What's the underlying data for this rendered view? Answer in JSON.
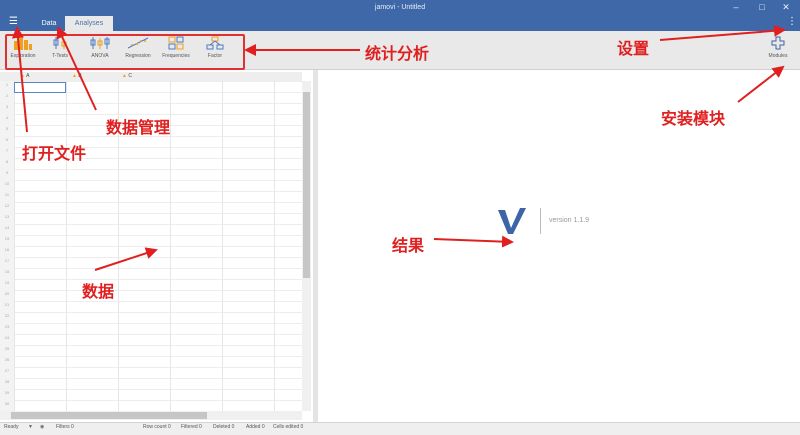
{
  "window": {
    "title": "jamovi - Untitled",
    "minimize": "–",
    "maximize": "□",
    "close": "✕"
  },
  "menu": {
    "hamburger_icon": "☰",
    "kebab_icon": "⋮"
  },
  "tabs": [
    {
      "label": "Data"
    },
    {
      "label": "Analyses"
    }
  ],
  "ribbon": {
    "items": [
      {
        "label": "Exploration"
      },
      {
        "label": "T-Tests"
      },
      {
        "label": "ANOVA"
      },
      {
        "label": "Regression"
      },
      {
        "label": "Frequencies"
      },
      {
        "label": "Factor"
      }
    ],
    "modules_label": "Modules"
  },
  "spreadsheet": {
    "columns": [
      "A",
      "B",
      "C"
    ],
    "rows": [
      "1",
      "2",
      "3",
      "4",
      "5",
      "6",
      "7",
      "8",
      "9",
      "10",
      "11",
      "12",
      "13",
      "14",
      "15",
      "16",
      "17",
      "18",
      "19",
      "20",
      "21",
      "22",
      "23",
      "24",
      "25",
      "26",
      "27",
      "28",
      "29",
      "30"
    ]
  },
  "results": {
    "version": "version 1.1.9"
  },
  "status": {
    "ready": "Ready",
    "filters": "Filters 0",
    "row_count": "Row count 0",
    "filtered": "Filtered 0",
    "deleted": "Deleted 0",
    "added": "Added 0",
    "cells_edited": "Cells edited 0"
  },
  "annotations": {
    "settings": "设置",
    "analysis": "统计分析",
    "install_modules": "安装模块",
    "data_management": "数据管理",
    "open_file": "打开文件",
    "results": "结果",
    "data": "数据"
  },
  "colors": {
    "titlebar": "#3f68a8",
    "accent": "#3d64a7",
    "annotation": "#e02020"
  }
}
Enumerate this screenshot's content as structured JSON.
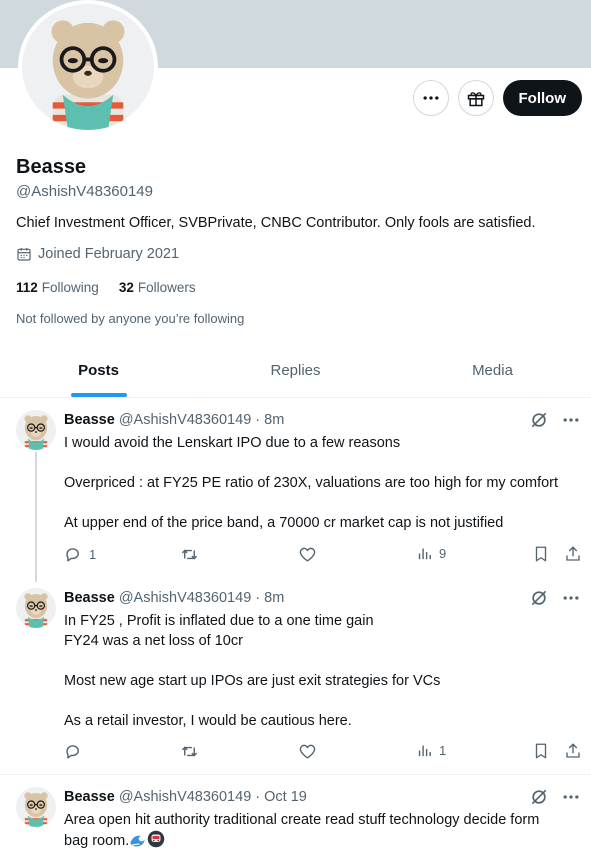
{
  "profile": {
    "name": "Beasse",
    "handle": "@AshishV48360149",
    "bio": "Chief Investment Officer, SVBPrivate, CNBC Contributor. Only fools are satisfied.",
    "joined": "Joined February 2021",
    "following_count": "112",
    "following_label": "Following",
    "followers_count": "32",
    "followers_label": "Followers",
    "not_followed": "Not followed by anyone you’re following",
    "follow_label": "Follow"
  },
  "tabs": [
    "Posts",
    "Replies",
    "Media"
  ],
  "tweets": [
    {
      "name": "Beasse",
      "meta": "@AshishV48360149 · 8m",
      "lines": [
        "I would avoid the Lenskart IPO due to a few reasons",
        "",
        "Overpriced :  at FY25 PE ratio of 230X, valuations are too high for my comfort",
        "",
        "At upper end of the price band, a 70000 cr market cap is not justified"
      ],
      "replies": "1",
      "views": "9"
    },
    {
      "name": "Beasse",
      "meta": "@AshishV48360149 · 8m",
      "lines": [
        "In FY25 , Profit is inflated  due to a one time gain",
        "FY24 was a net loss of 10cr",
        "",
        "Most new age start up IPOs are just exit strategies for VCs",
        "",
        "As a retail investor, I would be cautious here."
      ],
      "replies": "",
      "views": "1"
    },
    {
      "name": "Beasse",
      "meta": "@AshishV48360149 · Oct 19",
      "line1": "Area open hit authority traditional create read stuff technology decide form",
      "line2": "bag room."
    }
  ],
  "icons": {
    "more": "more-dots-icon",
    "gift": "gift-icon",
    "calendar": "calendar-icon",
    "grok": "grok-slash-icon",
    "reply": "reply-icon",
    "retweet": "retweet-icon",
    "like": "like-icon",
    "views": "views-icon",
    "bookmark": "bookmark-icon",
    "share": "share-icon"
  },
  "colors": {
    "accent": "#1d9bf0",
    "text": "#0f1419",
    "muted": "#536471",
    "banner": "#cfd9de"
  }
}
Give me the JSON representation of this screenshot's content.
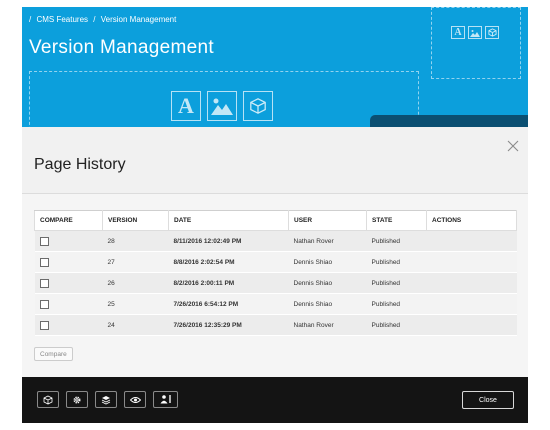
{
  "breadcrumb": [
    "/",
    "CMS Features",
    "/",
    "Version Management"
  ],
  "hero": {
    "title": "Version Management",
    "placeholder_icons": [
      "text-icon",
      "image-icon",
      "box-icon"
    ]
  },
  "modal": {
    "title": "Page History",
    "table": {
      "columns": [
        "COMPARE",
        "VERSION",
        "DATE",
        "USER",
        "STATE",
        "ACTIONS"
      ],
      "rows": [
        {
          "version": "28",
          "date": "8/11/2016 12:02:49 PM",
          "user": "Nathan Rover",
          "state": "Published",
          "actions": ""
        },
        {
          "version": "27",
          "date": "8/8/2016 2:02:54 PM",
          "user": "Dennis Shiao",
          "state": "Published",
          "actions": ""
        },
        {
          "version": "26",
          "date": "8/2/2016 2:00:11 PM",
          "user": "Dennis Shiao",
          "state": "Published",
          "actions": ""
        },
        {
          "version": "25",
          "date": "7/26/2016 6:54:12 PM",
          "user": "Dennis Shiao",
          "state": "Published",
          "actions": ""
        },
        {
          "version": "24",
          "date": "7/26/2016 12:35:29 PM",
          "user": "Nathan Rover",
          "state": "Published",
          "actions": ""
        }
      ]
    },
    "compare_label": "Compare"
  },
  "footer": {
    "tools": [
      "cube-icon",
      "gear-icon",
      "layers-icon",
      "eye-icon",
      "user-icon"
    ],
    "close_label": "Close"
  },
  "colors": {
    "hero_blue": "#0c9fdc",
    "dark_tab": "#0b4f72",
    "footer_bg": "#141414"
  }
}
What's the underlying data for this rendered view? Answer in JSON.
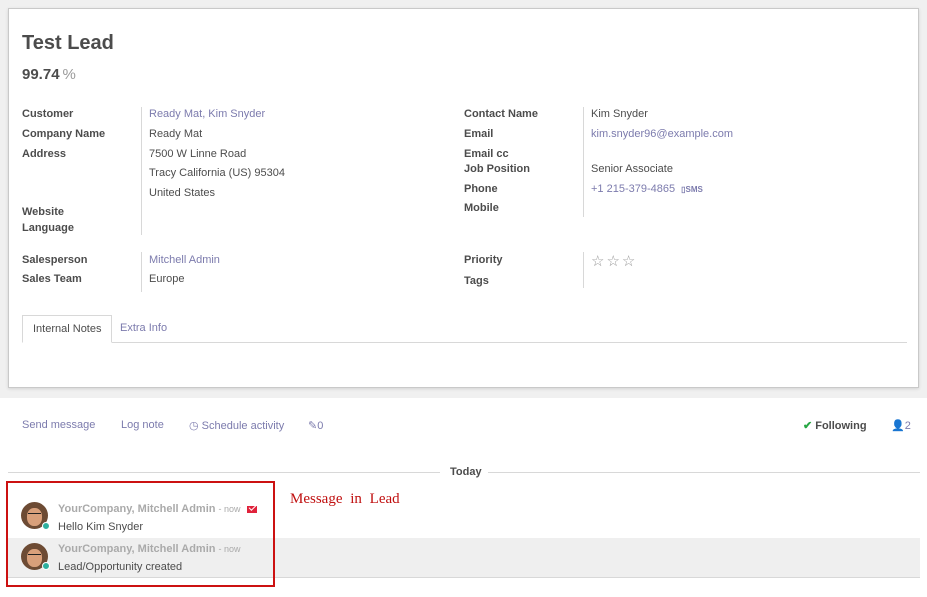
{
  "record": {
    "title": "Test Lead",
    "probability_value": "99.74",
    "probability_unit": "%"
  },
  "left_fields": {
    "customer_label": "Customer",
    "customer_value": "Ready Mat, Kim Snyder",
    "company_label": "Company Name",
    "company_value": "Ready Mat",
    "address_label": "Address",
    "address_street": "7500 W Linne Road",
    "address_city": "Tracy",
    "address_state": "California (US)",
    "address_zip": "95304",
    "address_country": "United States",
    "website_label": "Website",
    "language_label": "Language",
    "salesperson_label": "Salesperson",
    "salesperson_value": "Mitchell Admin",
    "sales_team_label": "Sales Team",
    "sales_team_value": "Europe"
  },
  "right_fields": {
    "contact_label": "Contact Name",
    "contact_value": "Kim Snyder",
    "email_label": "Email",
    "email_value": "kim.snyder96@example.com",
    "email_cc_label": "Email cc",
    "job_label": "Job Position",
    "job_value": "Senior Associate",
    "phone_label": "Phone",
    "phone_value": "+1 215-379-4865",
    "sms_label": "SMS",
    "mobile_label": "Mobile",
    "priority_label": "Priority",
    "priority_stars": "☆☆☆",
    "priority_value": 0,
    "priority_max": 3,
    "tags_label": "Tags"
  },
  "tabs": [
    {
      "label": "Internal Notes",
      "active": true
    },
    {
      "label": "Extra Info",
      "active": false
    }
  ],
  "chatter": {
    "send_message": "Send message",
    "log_note": "Log note",
    "schedule_activity": "Schedule activity",
    "attachments_count": "0",
    "following": "Following",
    "followers_count": "2",
    "date_separator": "Today"
  },
  "messages": [
    {
      "author": "YourCompany, Mitchell Admin",
      "when": "- now",
      "body": "Hello Kim Snyder",
      "has_email_icon": true
    },
    {
      "author": "YourCompany, Mitchell Admin",
      "when": "- now",
      "body": "Lead/Opportunity created",
      "has_email_icon": false
    }
  ],
  "annotation": {
    "text": "Message in Lead"
  },
  "colors": {
    "link": "#7c7bad",
    "annotation_red": "#cc1111",
    "status_online": "#2eb09f",
    "following_check": "#28a745"
  }
}
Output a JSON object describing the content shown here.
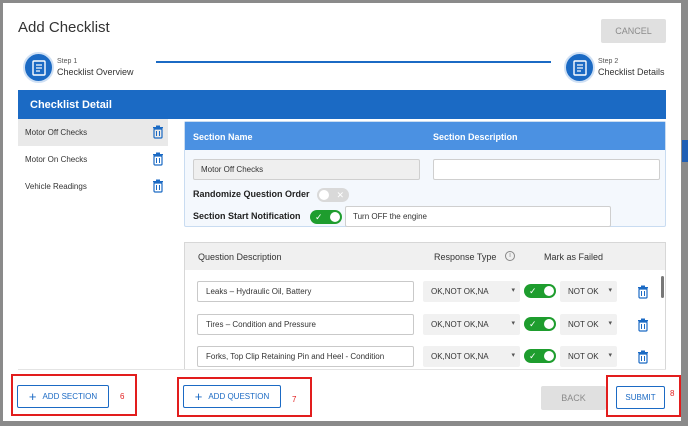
{
  "modal": {
    "title": "Add Checklist",
    "cancel_label": "CANCEL"
  },
  "stepper": {
    "step1": {
      "number": "Step 1",
      "label": "Checklist Overview"
    },
    "step2": {
      "number": "Step 2",
      "label": "Checklist Details"
    }
  },
  "detail_header": "Checklist Detail",
  "sidebar": {
    "items": [
      {
        "label": "Motor Off Checks",
        "active": true
      },
      {
        "label": "Motor On Checks",
        "active": false
      },
      {
        "label": "Vehicle Readings",
        "active": false
      }
    ]
  },
  "section": {
    "name_header": "Section Name",
    "description_header": "Section Description",
    "name_value": "Motor Off Checks",
    "description_value": "",
    "randomize_label": "Randomize Question Order",
    "randomize_on": false,
    "start_notification_label": "Section Start Notification",
    "start_notification_on": true,
    "notification_text": "Turn OFF the engine"
  },
  "questions": {
    "headers": {
      "description": "Question Description",
      "response_type": "Response Type",
      "mark_failed": "Mark as Failed"
    },
    "rows": [
      {
        "description": "Leaks – Hydraulic Oil, Battery",
        "response_type": "OK,NOT OK,NA",
        "failed_toggle_on": true,
        "failed_value": "NOT OK"
      },
      {
        "description": "Tires – Condition and Pressure",
        "response_type": "OK,NOT OK,NA",
        "failed_toggle_on": true,
        "failed_value": "NOT OK"
      },
      {
        "description": "Forks, Top Clip Retaining Pin and Heel - Condition",
        "response_type": "OK,NOT OK,NA",
        "failed_toggle_on": true,
        "failed_value": "NOT OK"
      }
    ]
  },
  "footer": {
    "add_section_label": "ADD SECTION",
    "add_question_label": "ADD QUESTION",
    "back_label": "BACK",
    "submit_label": "SUBMIT",
    "annotation_6": "6",
    "annotation_7": "7",
    "annotation_8": "8"
  },
  "colors": {
    "primary": "#1b6ac4",
    "section_header": "#4b91e2",
    "toggle_on": "#1e9d2e",
    "annotation": "#e21d1d"
  }
}
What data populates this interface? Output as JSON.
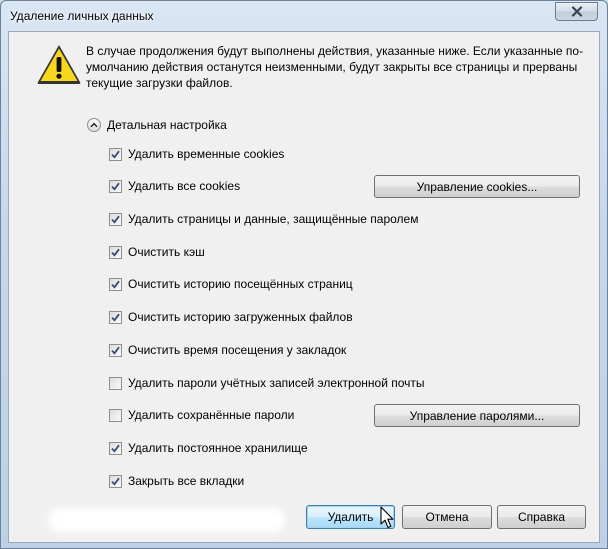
{
  "window": {
    "title": "Удаление личных данных"
  },
  "message": {
    "lines": [
      "В случае продолжения будут выполнены действия, указанные ниже. Если указанные по-",
      "умолчанию действия останутся неизменными, будут закрыты все страницы и прерваны",
      "текущие загрузки файлов."
    ]
  },
  "details": {
    "label": "Детальная настройка",
    "expanded": true
  },
  "options": [
    {
      "label": "Удалить временные cookies",
      "checked": true
    },
    {
      "label": "Удалить все cookies",
      "checked": true
    },
    {
      "label": "Удалить страницы и данные, защищённые паролем",
      "checked": true
    },
    {
      "label": "Очистить кэш",
      "checked": true
    },
    {
      "label": "Очистить историю посещённых страниц",
      "checked": true
    },
    {
      "label": "Очистить историю загруженных файлов",
      "checked": true
    },
    {
      "label": "Очистить время посещения у закладок",
      "checked": true
    },
    {
      "label": "Удалить пароли учётных записей электронной почты",
      "checked": false
    },
    {
      "label": "Удалить сохранённые пароли",
      "checked": false
    },
    {
      "label": "Удалить постоянное хранилище",
      "checked": true
    },
    {
      "label": "Закрыть все вкладки",
      "checked": true
    }
  ],
  "manage_buttons": {
    "cookies": "Управление cookies...",
    "passwords": "Управление паролями..."
  },
  "footer": {
    "delete": "Удалить",
    "cancel": "Отмена",
    "help": "Справка"
  },
  "icons": {
    "warning": "warning-icon",
    "close": "close-icon",
    "collapse": "chevron-up-icon",
    "check": "checkmark-icon",
    "cursor": "mouse-pointer-icon"
  },
  "colors": {
    "warning_fill": "#f7d81c",
    "checkmark": "#3a4a73",
    "default_button_border": "#3c7fb1"
  }
}
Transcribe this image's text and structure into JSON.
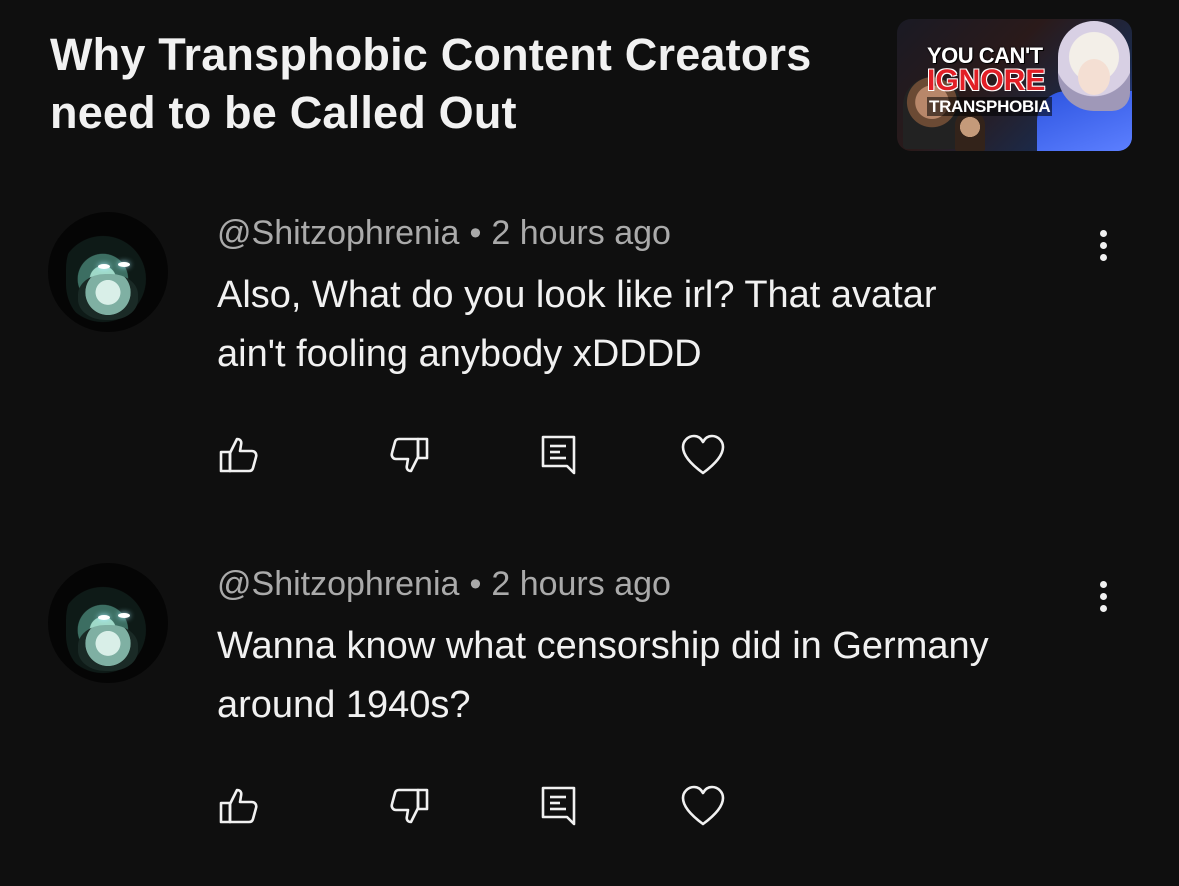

## What you should do
Which lines contain "Checks"? Show each of them.

## Correct response
        "label": "Motor Off Checks",
        "label": "Motor On Checks",
    "name_value": "Motor Off Checks",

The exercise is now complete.